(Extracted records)
------

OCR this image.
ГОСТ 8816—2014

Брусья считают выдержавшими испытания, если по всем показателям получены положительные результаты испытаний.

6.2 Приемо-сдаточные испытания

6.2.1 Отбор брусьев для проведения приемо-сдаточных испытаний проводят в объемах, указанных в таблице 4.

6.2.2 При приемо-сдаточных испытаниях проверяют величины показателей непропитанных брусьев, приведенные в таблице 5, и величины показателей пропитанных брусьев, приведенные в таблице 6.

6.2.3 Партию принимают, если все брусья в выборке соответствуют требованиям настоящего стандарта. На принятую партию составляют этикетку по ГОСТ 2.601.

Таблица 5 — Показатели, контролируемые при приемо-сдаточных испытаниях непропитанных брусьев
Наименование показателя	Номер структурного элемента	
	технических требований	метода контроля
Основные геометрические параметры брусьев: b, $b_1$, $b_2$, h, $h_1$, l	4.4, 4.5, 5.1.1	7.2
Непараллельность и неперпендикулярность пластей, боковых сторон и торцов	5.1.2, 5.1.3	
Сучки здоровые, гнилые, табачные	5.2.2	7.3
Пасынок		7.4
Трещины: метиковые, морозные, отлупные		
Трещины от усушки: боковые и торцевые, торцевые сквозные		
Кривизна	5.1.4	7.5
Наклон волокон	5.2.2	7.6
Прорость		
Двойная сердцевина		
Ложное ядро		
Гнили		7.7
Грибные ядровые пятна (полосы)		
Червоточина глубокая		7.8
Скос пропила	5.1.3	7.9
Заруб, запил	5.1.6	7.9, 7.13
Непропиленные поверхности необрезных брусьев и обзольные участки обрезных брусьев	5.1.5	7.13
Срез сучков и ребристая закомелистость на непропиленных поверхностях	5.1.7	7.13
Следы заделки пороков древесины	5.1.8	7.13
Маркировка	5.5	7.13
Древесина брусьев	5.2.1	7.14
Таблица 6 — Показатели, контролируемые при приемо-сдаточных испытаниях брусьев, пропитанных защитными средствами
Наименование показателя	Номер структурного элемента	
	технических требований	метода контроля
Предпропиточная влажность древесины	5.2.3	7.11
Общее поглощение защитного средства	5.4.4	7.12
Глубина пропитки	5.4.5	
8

------

**Exercise task**
Write out all records exactly, keeping every detail.

**Output for this exercise**
OCR this image.
ГОСТ 8816—2014

Брусья считают выдержавшими испытания, если по всем показателям получены положительные результаты испытаний.

6.2 Приемо-сдаточные испытания

6.2.1 Отбор брусьев для проведения приемо-сдаточных испытаний проводят в объемах, указанных в таблице 4.

6.2.2 При приемо-сдаточных испытаниях проверяют величины показателей непропитанных брусьев, приведенные в таблице 5, и величины показателей пропитанных брусьев, приведенные в таблице 6.

6.2.3 Партию принимают, если все брусья в выборке соответствуют требованиям настоящего стандарта. На принятую партию составляют этикетку по ГОСТ 2.601.

Таблица 5 — Показатели, контролируемые при приемо-сдаточных испытаниях непропитанных брусьев
Наименование показателя	Номер структурного элемента	
	технических требований	метода контроля
Основные геометрические параметры брусьев: b, $b_1$, $b_2$, h, $h_1$, l	4.4, 4.5, 5.1.1	7.2
Непараллельность и неперпендикулярность пластей, боковых сторон и торцов	5.1.2, 5.1.3	
Сучки здоровые, гнилые, табачные	5.2.2	7.3
Пасынок		7.4
Трещины: метиковые, морозные, отлупные		
Трещины от усушки: боковые и торцевые, торцевые сквозные		
Кривизна	5.1.4	7.5
Наклон волокон	5.2.2	7.6
Прорость		
Двойная сердцевина		
Ложное ядро		
Гнили		7.7
Грибные ядровые пятна (полосы)		
Червоточина глубокая		7.8
Скос пропила	5.1.3	7.9
Заруб, запил	5.1.6	7.9, 7.13
Непропиленные поверхности необрезных брусьев и обзольные участки обрезных брусьев	5.1.5	7.13
Срез сучков и ребристая закомелистость на непропиленных поверхностях	5.1.7	7.13
Следы заделки пороков древесины	5.1.8	7.13
Маркировка	5.5	7.13
Древесина брусьев	5.2.1	7.14
Таблица 6 — Показатели, контролируемые при приемо-сдаточных испытаниях брусьев, пропитанных защитными средствами
Наименование показателя	Номер структурного элемента	
	технических требований	метода контроля
Предпропиточная влажность древесины	5.2.3	7.11
Общее поглощение защитного средства	5.4.4	7.12
Глубина пропитки	5.4.5	
8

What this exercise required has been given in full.